What you will do: Gather every line from the entries below that includes "socioeconomic".
--- --- ---
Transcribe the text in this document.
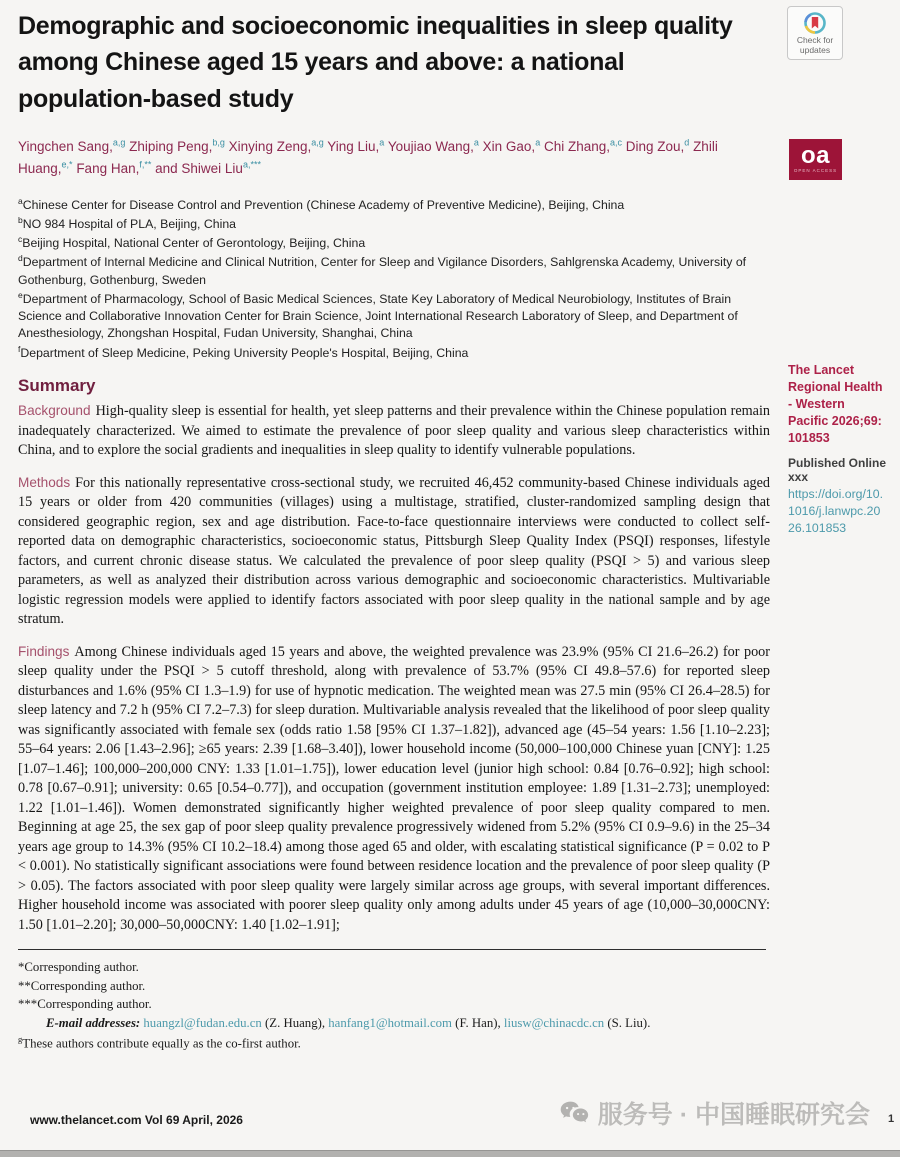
Check for updates
oa
OPEN ACCESS
Demographic and socioeconomic inequalities in sleep quality among Chinese aged 15 years and above: a national population-based study
Yingchen Sang,$^{a,g}$ Zhiping Peng,$^{b,g}$ Xinying Zeng,$^{a,g}$ Ying Liu,$^a$ Youjiao Wang,$^a$ Xin Gao,$^a$ Chi Zhang,$^{a,c}$ Ding Zou,$^d$ Zhili Huang,$^{e,*}$ Fang Han,$^{f,**}$ and Shiwei Liu$^{a,***}$
$^a$Chinese Center for Disease Control and Prevention (Chinese Academy of Preventive Medicine), Beijing, China
$^b$NO 984 Hospital of PLA, Beijing, China
$^c$Beijing Hospital, National Center of Gerontology, Beijing, China
$^d$Department of Internal Medicine and Clinical Nutrition, Center for Sleep and Vigilance Disorders, Sahlgrenska Academy, University of Gothenburg, Gothenburg, Sweden
$^e$Department of Pharmacology, School of Basic Medical Sciences, State Key Laboratory of Medical Neurobiology, Institutes of Brain Science and Collaborative Innovation Center for Brain Science, Joint International Research Laboratory of Sleep, and Department of Anesthesiology, Zhongshan Hospital, Fudan University, Shanghai, China
$^f$Department of Sleep Medicine, Peking University People's Hospital, Beijing, China
Summary

Background High-quality sleep is essential for health, yet sleep patterns and their prevalence within the Chinese population remain inadequately characterized. We aimed to estimate the prevalence of poor sleep quality and various sleep characteristics within China, and to explore the social gradients and inequalities in sleep quality to identify vulnerable populations.

Methods For this nationally representative cross-sectional study, we recruited 46,452 community-based Chinese individuals aged 15 years or older from 420 communities (villages) using a multistage, stratified, cluster-randomized sampling design that considered geographic region, sex and age distribution. Face-to-face questionnaire interviews were conducted to collect self-reported data on demographic characteristics, socioeconomic status, Pittsburgh Sleep Quality Index (PSQI) responses, lifestyle factors, and current chronic disease status. We calculated the prevalence of poor sleep quality (PSQI > 5) and various sleep parameters, as well as analyzed their distribution across various demographic and socioeconomic characteristics. Multivariable logistic regression models were applied to identify factors associated with poor sleep quality in the national sample and by age stratum.

Findings Among Chinese individuals aged 15 years and above, the weighted prevalence was 23.9% (95% CI 21.6–26.2) for poor sleep quality under the PSQI > 5 cutoff threshold, along with prevalence of 53.7% (95% CI 49.8–57.6) for reported sleep disturbances and 1.6% (95% CI 1.3–1.9) for use of hypnotic medication. The weighted mean was 27.5 min (95% CI 26.4–28.5) for sleep latency and 7.2 h (95% CI 7.2–7.3) for sleep duration. Multivariable analysis revealed that the likelihood of poor sleep quality was significantly associated with female sex (odds ratio 1.58 [95% CI 1.37–1.82]), advanced age (45–54 years: 1.56 [1.10–2.23]; 55–64 years: 2.06 [1.43–2.96]; ≥65 years: 2.39 [1.68–3.40]), lower household income (50,000–100,000 Chinese yuan [CNY]: 1.25 [1.07–1.46]; 100,000–200,000 CNY: 1.33 [1.01–1.75]), lower education level (junior high school: 0.84 [0.76–0.92]; high school: 0.78 [0.67–0.91]; university: 0.65 [0.54–0.77]), and occupation (government institution employee: 1.89 [1.31–2.73]; unemployed: 1.22 [1.01–1.46]). Women demonstrated significantly higher weighted prevalence of poor sleep quality compared to men. Beginning at age 25, the sex gap of poor sleep quality prevalence progressively widened from 5.2% (95% CI 0.9–9.6) in the 25–34 years age group to 14.3% (95% CI 10.2–18.4) among those aged 65 and older, with escalating statistical significance (P = 0.02 to P < 0.001). No statistically significant associations were found between residence location and the prevalence of poor sleep quality (P > 0.05). The factors associated with poor sleep quality were largely similar across age groups, with several important differences. Higher household income was associated with poorer sleep quality only among adults under 45 years of age (10,000–30,000CNY: 1.50 [1.01–2.20]; 30,000–50,000CNY: 1.40 [1.02–1.91];

*Corresponding author.
**Corresponding author.
***Corresponding author.
E-mail addresses: huangzl@fudan.edu.cn (Z. Huang), hanfang1@hotmail.com (F. Han), liusw@chinacdc.cn (S. Liu).
$^g$These authors contribute equally as the co-first author.
The Lancet Regional Health - Western Pacific 2026;69: 101853
Published Online xxx
https://doi.org/10.1016/j.lanwpc.2026.101853
www.thelancet.com Vol 69 April, 2026	服务号 · 中国睡眠研究会 1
--- --- ---
Expected answer:
Demographic and socioeconomic inequalities in sleep quality among Chinese aged 15 years and above: a national population-based study
Methods For this nationally representative cross-sectional study, we recruited 46,452 community-based Chinese individuals aged 15 years or older from 420 communities (villages) using a multistage, stratified, cluster-randomized sampling design that considered geographic region, sex and age distribution. Face-to-face questionnaire interviews were conducted to collect self-reported data on demographic characteristics, socioeconomic status, Pittsburgh Sleep Quality Index (PSQI) responses, lifestyle factors, and current chronic disease status. We calculated the prevalence of poor sleep quality (PSQI > 5) and various sleep parameters, as well as analyzed their distribution across various demographic and socioeconomic characteristics. Multivariable logistic regression models were applied to identify factors associated with poor sleep quality in the national sample and by age stratum.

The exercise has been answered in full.